Task objective
Below are some records; return each one exactly.

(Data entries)
* * * * * * *

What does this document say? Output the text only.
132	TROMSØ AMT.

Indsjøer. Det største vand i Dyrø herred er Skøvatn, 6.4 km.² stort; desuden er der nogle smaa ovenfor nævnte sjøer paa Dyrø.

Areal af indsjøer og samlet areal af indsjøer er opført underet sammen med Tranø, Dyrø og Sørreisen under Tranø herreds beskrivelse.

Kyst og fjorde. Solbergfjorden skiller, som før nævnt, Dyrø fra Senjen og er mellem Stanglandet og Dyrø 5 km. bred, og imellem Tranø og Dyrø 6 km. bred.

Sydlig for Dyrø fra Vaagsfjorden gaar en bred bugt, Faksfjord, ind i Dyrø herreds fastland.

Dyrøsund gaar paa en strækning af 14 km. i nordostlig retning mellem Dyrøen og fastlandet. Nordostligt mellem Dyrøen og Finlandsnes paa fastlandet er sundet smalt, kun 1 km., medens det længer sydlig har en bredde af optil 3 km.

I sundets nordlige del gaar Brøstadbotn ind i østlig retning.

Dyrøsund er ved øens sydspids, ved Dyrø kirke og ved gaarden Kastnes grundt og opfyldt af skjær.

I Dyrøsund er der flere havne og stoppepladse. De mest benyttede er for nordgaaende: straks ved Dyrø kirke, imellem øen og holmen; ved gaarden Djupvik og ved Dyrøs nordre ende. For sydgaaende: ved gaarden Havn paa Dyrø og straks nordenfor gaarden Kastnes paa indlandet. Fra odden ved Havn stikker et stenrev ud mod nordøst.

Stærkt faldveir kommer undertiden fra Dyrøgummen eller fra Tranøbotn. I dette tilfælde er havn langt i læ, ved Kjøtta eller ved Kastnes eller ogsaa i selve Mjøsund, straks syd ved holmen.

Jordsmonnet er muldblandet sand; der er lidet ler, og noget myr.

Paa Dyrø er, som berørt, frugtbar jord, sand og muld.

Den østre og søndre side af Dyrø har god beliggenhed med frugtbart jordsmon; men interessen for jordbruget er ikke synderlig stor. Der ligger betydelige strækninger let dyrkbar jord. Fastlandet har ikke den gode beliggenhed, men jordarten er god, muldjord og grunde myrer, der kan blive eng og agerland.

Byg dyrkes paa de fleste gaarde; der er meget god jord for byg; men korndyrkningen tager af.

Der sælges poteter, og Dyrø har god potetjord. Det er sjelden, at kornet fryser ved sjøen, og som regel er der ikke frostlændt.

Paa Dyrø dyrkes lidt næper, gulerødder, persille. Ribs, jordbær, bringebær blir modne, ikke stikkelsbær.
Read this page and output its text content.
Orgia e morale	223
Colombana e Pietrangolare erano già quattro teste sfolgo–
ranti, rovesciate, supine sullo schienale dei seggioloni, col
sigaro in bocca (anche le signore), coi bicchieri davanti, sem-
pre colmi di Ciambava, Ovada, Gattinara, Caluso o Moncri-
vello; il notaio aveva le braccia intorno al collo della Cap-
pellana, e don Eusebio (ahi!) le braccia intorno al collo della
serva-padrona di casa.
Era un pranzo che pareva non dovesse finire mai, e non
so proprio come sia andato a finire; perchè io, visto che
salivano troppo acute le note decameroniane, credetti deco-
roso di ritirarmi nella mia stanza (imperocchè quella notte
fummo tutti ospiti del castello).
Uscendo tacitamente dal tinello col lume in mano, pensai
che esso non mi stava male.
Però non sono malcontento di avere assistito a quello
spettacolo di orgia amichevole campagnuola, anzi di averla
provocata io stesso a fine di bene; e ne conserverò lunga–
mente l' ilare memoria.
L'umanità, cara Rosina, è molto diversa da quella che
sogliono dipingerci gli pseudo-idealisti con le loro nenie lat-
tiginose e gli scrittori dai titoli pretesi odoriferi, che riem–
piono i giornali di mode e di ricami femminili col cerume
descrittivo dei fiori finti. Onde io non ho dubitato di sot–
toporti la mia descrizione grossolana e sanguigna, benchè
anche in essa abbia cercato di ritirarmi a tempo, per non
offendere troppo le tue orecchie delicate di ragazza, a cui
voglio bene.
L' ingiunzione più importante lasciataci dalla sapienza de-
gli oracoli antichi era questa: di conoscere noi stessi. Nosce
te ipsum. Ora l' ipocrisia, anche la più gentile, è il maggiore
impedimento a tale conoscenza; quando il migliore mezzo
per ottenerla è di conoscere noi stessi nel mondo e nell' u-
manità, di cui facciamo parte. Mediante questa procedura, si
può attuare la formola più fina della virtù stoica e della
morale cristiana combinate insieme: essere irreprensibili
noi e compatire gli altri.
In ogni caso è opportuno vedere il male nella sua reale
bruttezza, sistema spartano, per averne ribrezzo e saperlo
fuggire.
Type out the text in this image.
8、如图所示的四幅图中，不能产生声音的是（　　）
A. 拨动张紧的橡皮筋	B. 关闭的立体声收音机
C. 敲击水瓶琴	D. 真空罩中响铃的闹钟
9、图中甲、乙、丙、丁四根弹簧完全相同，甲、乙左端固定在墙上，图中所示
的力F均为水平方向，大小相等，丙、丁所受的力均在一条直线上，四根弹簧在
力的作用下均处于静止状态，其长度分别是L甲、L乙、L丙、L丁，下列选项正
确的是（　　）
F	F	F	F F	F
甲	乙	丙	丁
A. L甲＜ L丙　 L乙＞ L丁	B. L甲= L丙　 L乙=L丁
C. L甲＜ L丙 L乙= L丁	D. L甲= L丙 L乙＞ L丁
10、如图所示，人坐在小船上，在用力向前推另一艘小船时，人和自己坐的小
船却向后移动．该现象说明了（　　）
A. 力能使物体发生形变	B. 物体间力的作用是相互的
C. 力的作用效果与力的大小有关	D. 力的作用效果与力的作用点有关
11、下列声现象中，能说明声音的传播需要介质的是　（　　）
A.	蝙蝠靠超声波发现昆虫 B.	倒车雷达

* * * * * * *

Result
What does this document say? Output the text only.
132	TROMSØ AMT.

Indsjøer. Det største vand i Dyrø herred er Skøvatn, 6.4 km.² stort; desuden er der nogle smaa ovenfor nævnte sjøer paa Dyrø.

Areal af indsjøer og samlet areal af indsjøer er opført underet sammen med Tranø, Dyrø og Sørreisen under Tranø herreds beskrivelse.

Kyst og fjorde. Solbergfjorden skiller, som før nævnt, Dyrø fra Senjen og er mellem Stanglandet og Dyrø 5 km. bred, og imellem Tranø og Dyrø 6 km. bred.

Sydlig for Dyrø fra Vaagsfjorden gaar en bred bugt, Faksfjord, ind i Dyrø herreds fastland.

Dyrøsund gaar paa en strækning af 14 km. i nordostlig retning mellem Dyrøen og fastlandet. Nordostligt mellem Dyrøen og Finlandsnes paa fastlandet er sundet smalt, kun 1 km., medens det længer sydlig har en bredde af optil 3 km.

I sundets nordlige del gaar Brøstadbotn ind i østlig retning.

Dyrøsund er ved øens sydspids, ved Dyrø kirke og ved gaarden Kastnes grundt og opfyldt af skjær.

I Dyrøsund er der flere havne og stoppepladse. De mest benyttede er for nordgaaende: straks ved Dyrø kirke, imellem øen og holmen; ved gaarden Djupvik og ved Dyrøs nordre ende. For sydgaaende: ved gaarden Havn paa Dyrø og straks nordenfor gaarden Kastnes paa indlandet. Fra odden ved Havn stikker et stenrev ud mod nordøst.

Stærkt faldveir kommer undertiden fra Dyrøgummen eller fra Tranøbotn. I dette tilfælde er havn langt i læ, ved Kjøtta eller ved Kastnes eller ogsaa i selve Mjøsund, straks syd ved holmen.

Jordsmonnet er muldblandet sand; der er lidet ler, og noget myr.

Paa Dyrø er, som berørt, frugtbar jord, sand og muld.

Den østre og søndre side af Dyrø har god beliggenhed med frugtbart jordsmon; men interessen for jordbruget er ikke synderlig stor. Der ligger betydelige strækninger let dyrkbar jord. Fastlandet har ikke den gode beliggenhed, men jordarten er god, muldjord og grunde myrer, der kan blive eng og agerland.

Byg dyrkes paa de fleste gaarde; der er meget god jord for byg; men korndyrkningen tager af.

Der sælges poteter, og Dyrø har god potetjord. Det er sjelden, at kornet fryser ved sjøen, og som regel er der ikke frostlændt.

Paa Dyrø dyrkes lidt næper, gulerødder, persille. Ribs, jordbær, bringebær blir modne, ikke stikkelsbær.
Read this page and output its text content.
Orgia e morale	223
Colombana e Pietrangolare erano già quattro teste sfolgo–
ranti, rovesciate, supine sullo schienale dei seggioloni, col
sigaro in bocca (anche le signore), coi bicchieri davanti, sem-
pre colmi di Ciambava, Ovada, Gattinara, Caluso o Moncri-
vello; il notaio aveva le braccia intorno al collo della Cap-
pellana, e don Eusebio (ahi!) le braccia intorno al collo della
serva-padrona di casa.
Era un pranzo che pareva non dovesse finire mai, e non
so proprio come sia andato a finire; perchè io, visto che
salivano troppo acute le note decameroniane, credetti deco-
roso di ritirarmi nella mia stanza (imperocchè quella notte
fummo tutti ospiti del castello).
Uscendo tacitamente dal tinello col lume in mano, pensai
che esso non mi stava male.
Però non sono malcontento di avere assistito a quello
spettacolo di orgia amichevole campagnuola, anzi di averla
provocata io stesso a fine di bene; e ne conserverò lunga–
mente l' ilare memoria.
L'umanità, cara Rosina, è molto diversa da quella che
sogliono dipingerci gli pseudo-idealisti con le loro nenie lat-
tiginose e gli scrittori dai titoli pretesi odoriferi, che riem–
piono i giornali di mode e di ricami femminili col cerume
descrittivo dei fiori finti. Onde io non ho dubitato di sot–
toporti la mia descrizione grossolana e sanguigna, benchè
anche in essa abbia cercato di ritirarmi a tempo, per non
offendere troppo le tue orecchie delicate di ragazza, a cui
voglio bene.
L' ingiunzione più importante lasciataci dalla sapienza de-
gli oracoli antichi era questa: di conoscere noi stessi. Nosce
te ipsum. Ora l' ipocrisia, anche la più gentile, è il maggiore
impedimento a tale conoscenza; quando il migliore mezzo
per ottenerla è di conoscere noi stessi nel mondo e nell' u-
manità, di cui facciamo parte. Mediante questa procedura, si
può attuare la formola più fina della virtù stoica e della
morale cristiana combinate insieme: essere irreprensibili
noi e compatire gli altri.
In ogni caso è opportuno vedere il male nella sua reale
bruttezza, sistema spartano, per averne ribrezzo e saperlo
fuggire.
Type out the text in this image.
8、如图所示的四幅图中，不能产生声音的是（　　）
A. 拨动张紧的橡皮筋	B. 关闭的立体声收音机
C. 敲击水瓶琴	D. 真空罩中响铃的闹钟
9、图中甲、乙、丙、丁四根弹簧完全相同，甲、乙左端固定在墙上，图中所示
的力F均为水平方向，大小相等，丙、丁所受的力均在一条直线上，四根弹簧在
力的作用下均处于静止状态，其长度分别是L甲、L乙、L丙、L丁，下列选项正
确的是（　　）
F	F	F	F F	F
甲	乙	丙	丁
A. L甲＜ L丙　 L乙＞ L丁	B. L甲= L丙　 L乙=L丁
C. L甲＜ L丙 L乙= L丁	D. L甲= L丙 L乙＞ L丁
10、如图所示，人坐在小船上，在用力向前推另一艘小船时，人和自己坐的小
船却向后移动．该现象说明了（　　）
A. 力能使物体发生形变	B. 物体间力的作用是相互的
C. 力的作用效果与力的大小有关	D. 力的作用效果与力的作用点有关
11、下列声现象中，能说明声音的传播需要介质的是　（　　）
A.	蝙蝠靠超声波发现昆虫 B.	倒车雷达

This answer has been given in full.